Stored records start
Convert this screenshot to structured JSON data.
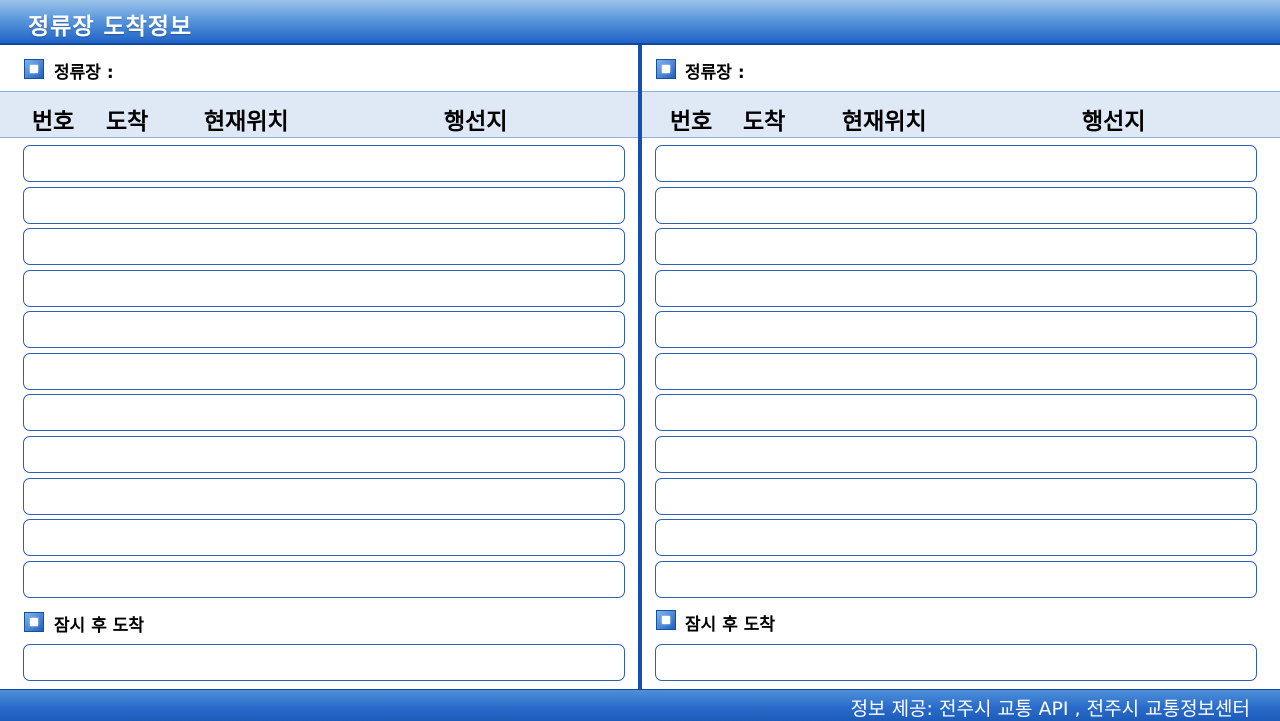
{
  "app": {
    "title": "정류장 도착정보"
  },
  "panels": [
    {
      "station_label": "정류장 :",
      "headers": [
        "번호",
        "도착",
        "현재위치",
        "행선지"
      ],
      "arrival_rows": [
        "",
        "",
        "",
        "",
        "",
        "",
        "",
        "",
        "",
        "",
        ""
      ],
      "later_label": "잠시 후 도착",
      "later_rows": [
        ""
      ]
    },
    {
      "station_label": "정류장 :",
      "headers": [
        "번호",
        "도착",
        "현재위치",
        "행선지"
      ],
      "arrival_rows": [
        "",
        "",
        "",
        "",
        "",
        "",
        "",
        "",
        "",
        "",
        ""
      ],
      "later_label": "잠시 후 도착",
      "later_rows": [
        ""
      ]
    }
  ],
  "footer": {
    "credit": "정보 제공: 전주시 교통 API , 전주시 교통정보센터"
  },
  "colors": {
    "accent": "#1f63c6",
    "divider": "#1450b4",
    "row_border": "#2e5fb2",
    "header_bg": "#dfe9f6"
  },
  "icons": [
    "square-bullet-icon"
  ]
}
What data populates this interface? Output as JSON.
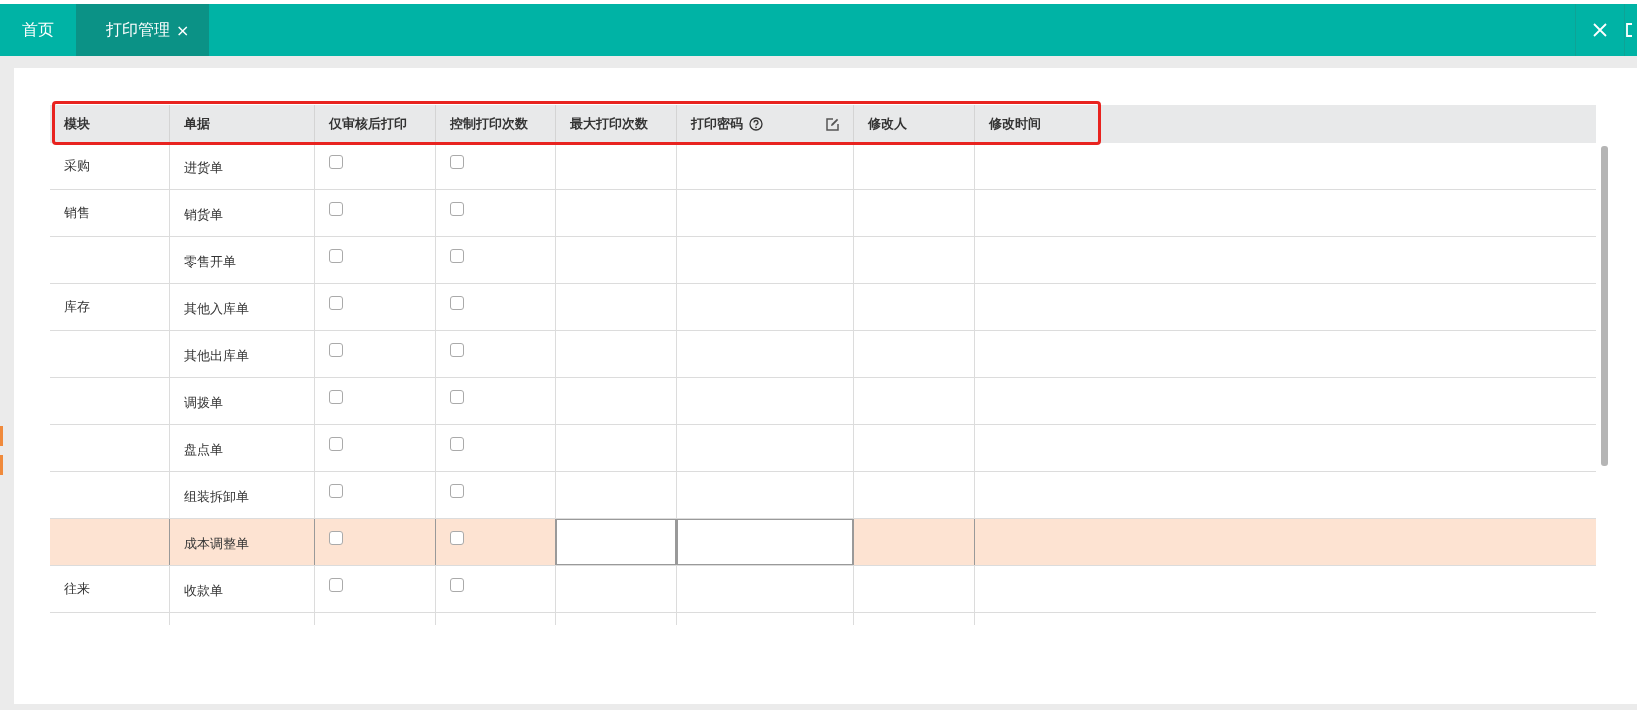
{
  "tabs": [
    {
      "label": "首页",
      "selected": false,
      "closable": false
    },
    {
      "label": "打印管理",
      "selected": true,
      "closable": true,
      "close_glyph": "×"
    }
  ],
  "table": {
    "header_highlight": true,
    "columns": [
      {
        "label": "模块",
        "kind": "module"
      },
      {
        "label": "单据",
        "kind": "document"
      },
      {
        "label": "仅审核后打印",
        "kind": "check"
      },
      {
        "label": "控制打印次数",
        "kind": "check"
      },
      {
        "label": "最大打印次数",
        "kind": "input"
      },
      {
        "label": "打印密码",
        "kind": "input",
        "help": true,
        "edit": true
      },
      {
        "label": "修改人",
        "kind": "text"
      },
      {
        "label": "修改时间",
        "kind": "text"
      }
    ],
    "rows": [
      {
        "module": "采购",
        "document": "进货单",
        "audit_print_only": false,
        "limit_prints": false,
        "selected": false
      },
      {
        "module": "销售",
        "document": "销货单",
        "audit_print_only": false,
        "limit_prints": false,
        "selected": false
      },
      {
        "document": "零售开单",
        "audit_print_only": false,
        "limit_prints": false,
        "selected": false
      },
      {
        "module": "库存",
        "document": "其他入库单",
        "audit_print_only": false,
        "limit_prints": false,
        "selected": false
      },
      {
        "document": "其他出库单",
        "audit_print_only": false,
        "limit_prints": false,
        "selected": false
      },
      {
        "document": "调拨单",
        "audit_print_only": false,
        "limit_prints": false,
        "selected": false
      },
      {
        "document": "盘点单",
        "audit_print_only": false,
        "limit_prints": false,
        "selected": false
      },
      {
        "document": "组装拆卸单",
        "audit_print_only": false,
        "limit_prints": false,
        "selected": false
      },
      {
        "document": "成本调整单",
        "audit_print_only": false,
        "limit_prints": false,
        "selected": true
      },
      {
        "module": "往来",
        "document": "收款单",
        "audit_print_only": false,
        "limit_prints": false,
        "selected": false
      }
    ]
  }
}
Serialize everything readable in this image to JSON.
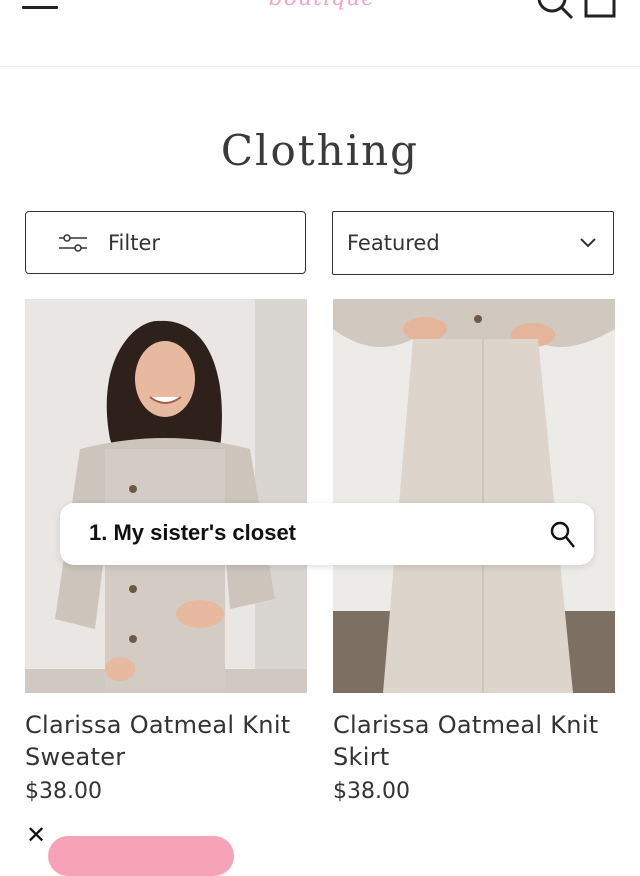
{
  "header": {
    "logo_text": "boutique",
    "icons": [
      "hamburger-menu-icon",
      "search-icon",
      "cart-icon"
    ]
  },
  "page": {
    "title": "Clothing"
  },
  "toolbar": {
    "filter_label": "Filter",
    "sort_selected": "Featured"
  },
  "products": [
    {
      "name": "Clarissa Oatmeal Knit Sweater",
      "price": "$38.00"
    },
    {
      "name": "Clarissa Oatmeal Knit Skirt",
      "price": "$38.00"
    }
  ],
  "search_overlay": {
    "query": "1. My sister's closet"
  },
  "colors": {
    "accent_pink": "#f6a3b8",
    "logo_pink": "#f0a8c2",
    "text": "#333333"
  }
}
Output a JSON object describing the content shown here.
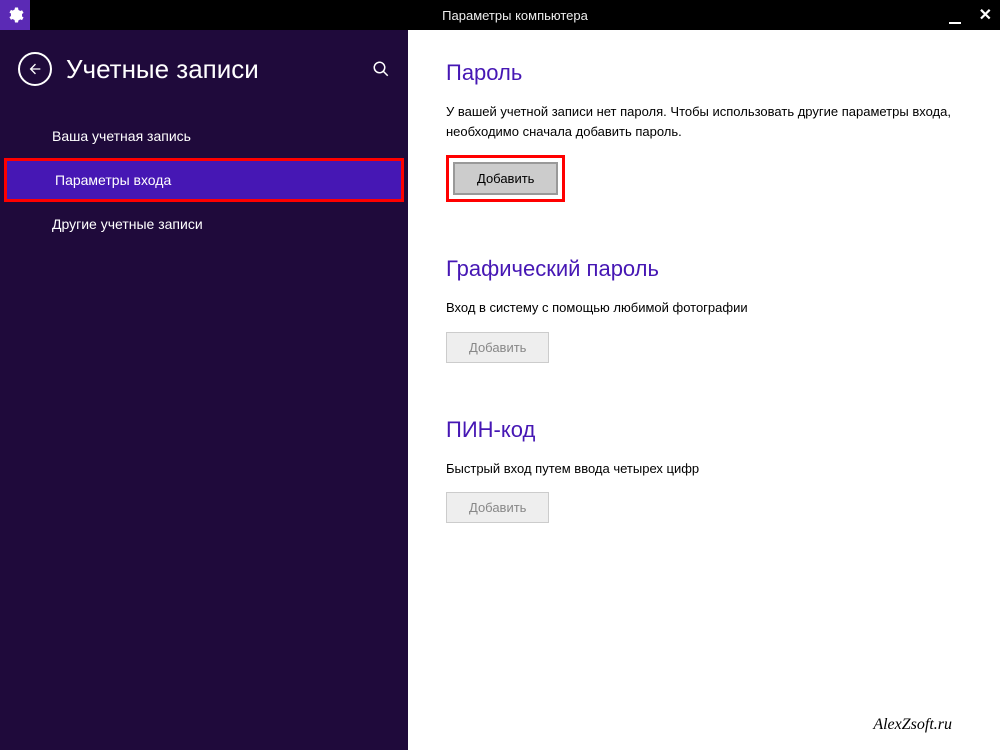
{
  "titlebar": {
    "title": "Параметры компьютера"
  },
  "sidebar": {
    "title": "Учетные записи",
    "items": [
      {
        "label": "Ваша учетная запись"
      },
      {
        "label": "Параметры входа"
      },
      {
        "label": "Другие учетные записи"
      }
    ]
  },
  "main": {
    "password": {
      "title": "Пароль",
      "desc": "У вашей учетной записи нет пароля. Чтобы использовать другие параметры входа, необходимо сначала добавить пароль.",
      "button": "Добавить"
    },
    "picture": {
      "title": "Графический пароль",
      "desc": "Вход в систему с помощью любимой фотографии",
      "button": "Добавить"
    },
    "pin": {
      "title": "ПИН-код",
      "desc": "Быстрый вход путем ввода четырех цифр",
      "button": "Добавить"
    }
  },
  "watermark": "AlexZsoft.ru"
}
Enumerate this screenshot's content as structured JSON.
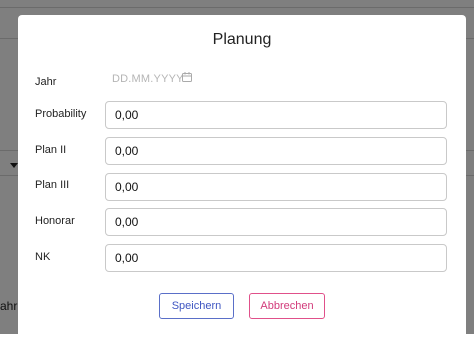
{
  "background": {
    "partial_text": "ahr"
  },
  "dialog": {
    "title": "Planung",
    "date_field": {
      "label": "Jahr",
      "placeholder": "DD.MM.YYYY"
    },
    "fields": [
      {
        "label": "Probability",
        "value": "0,00"
      },
      {
        "label": "Plan II",
        "value": "0,00"
      },
      {
        "label": "Plan III",
        "value": "0,00"
      },
      {
        "label": "Honorar",
        "value": "0,00"
      },
      {
        "label": "NK",
        "value": "0,00"
      }
    ],
    "buttons": {
      "save": "Speichern",
      "cancel": "Abbrechen"
    }
  },
  "colors": {
    "save_accent": "#3f56c2",
    "cancel_accent": "#d23b7b"
  },
  "icons": [
    "calendar-icon",
    "chevron-down-icon"
  ]
}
Stored records end
Your goal
Pull every line containing the word "kind" out of the material.

Output for this exercise
        "kind": "module"
        "kind": "document"
        "kind": "check"
        "kind": "check"
        "kind": "input"
        "kind": "input",
        "kind": "text"
        "kind": "text"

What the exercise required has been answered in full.